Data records
# # # # #
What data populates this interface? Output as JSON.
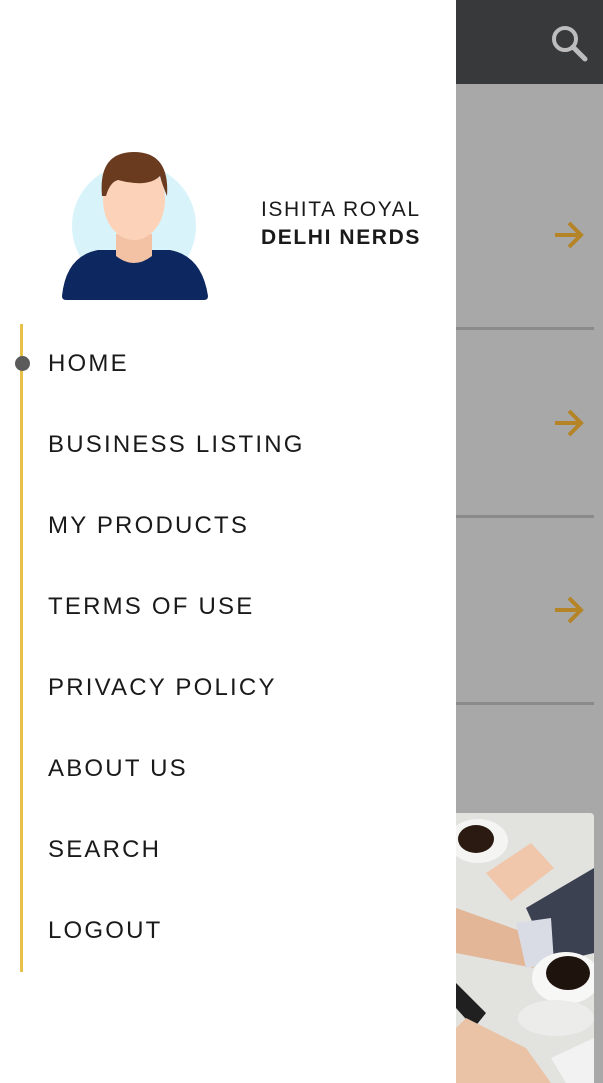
{
  "user": {
    "name": "ISHITA ROYAL",
    "organization": "DELHI NERDS"
  },
  "menu": {
    "items": [
      {
        "label": "HOME",
        "active": true
      },
      {
        "label": "BUSINESS LISTING",
        "active": false
      },
      {
        "label": "MY PRODUCTS",
        "active": false
      },
      {
        "label": "TERMS OF USE",
        "active": false
      },
      {
        "label": "PRIVACY POLICY",
        "active": false
      },
      {
        "label": "ABOUT US",
        "active": false
      },
      {
        "label": "SEARCH",
        "active": false
      },
      {
        "label": "LOGOUT",
        "active": false
      }
    ]
  },
  "icons": {
    "topbar_search": "search-icon",
    "row_arrow": "arrow-right-icon",
    "avatar": "user-avatar-icon"
  },
  "colors": {
    "accent_line": "#e8c04c",
    "arrow": "#b58426",
    "topbar": "#38393b",
    "active_dot": "#5b5b5b"
  }
}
# # # # #
Directive -> Extract every line of the data exactly; pictures stay out.

Task output ->
What data populates this interface? Output as JSON.
{
  "user": {
    "name": "ISHITA ROYAL",
    "organization": "DELHI NERDS"
  },
  "menu": {
    "items": [
      {
        "label": "HOME",
        "active": true
      },
      {
        "label": "BUSINESS LISTING",
        "active": false
      },
      {
        "label": "MY PRODUCTS",
        "active": false
      },
      {
        "label": "TERMS OF USE",
        "active": false
      },
      {
        "label": "PRIVACY POLICY",
        "active": false
      },
      {
        "label": "ABOUT US",
        "active": false
      },
      {
        "label": "SEARCH",
        "active": false
      },
      {
        "label": "LOGOUT",
        "active": false
      }
    ]
  },
  "icons": {
    "topbar_search": "search-icon",
    "row_arrow": "arrow-right-icon",
    "avatar": "user-avatar-icon"
  },
  "colors": {
    "accent_line": "#e8c04c",
    "arrow": "#b58426",
    "topbar": "#38393b",
    "active_dot": "#5b5b5b"
  }
}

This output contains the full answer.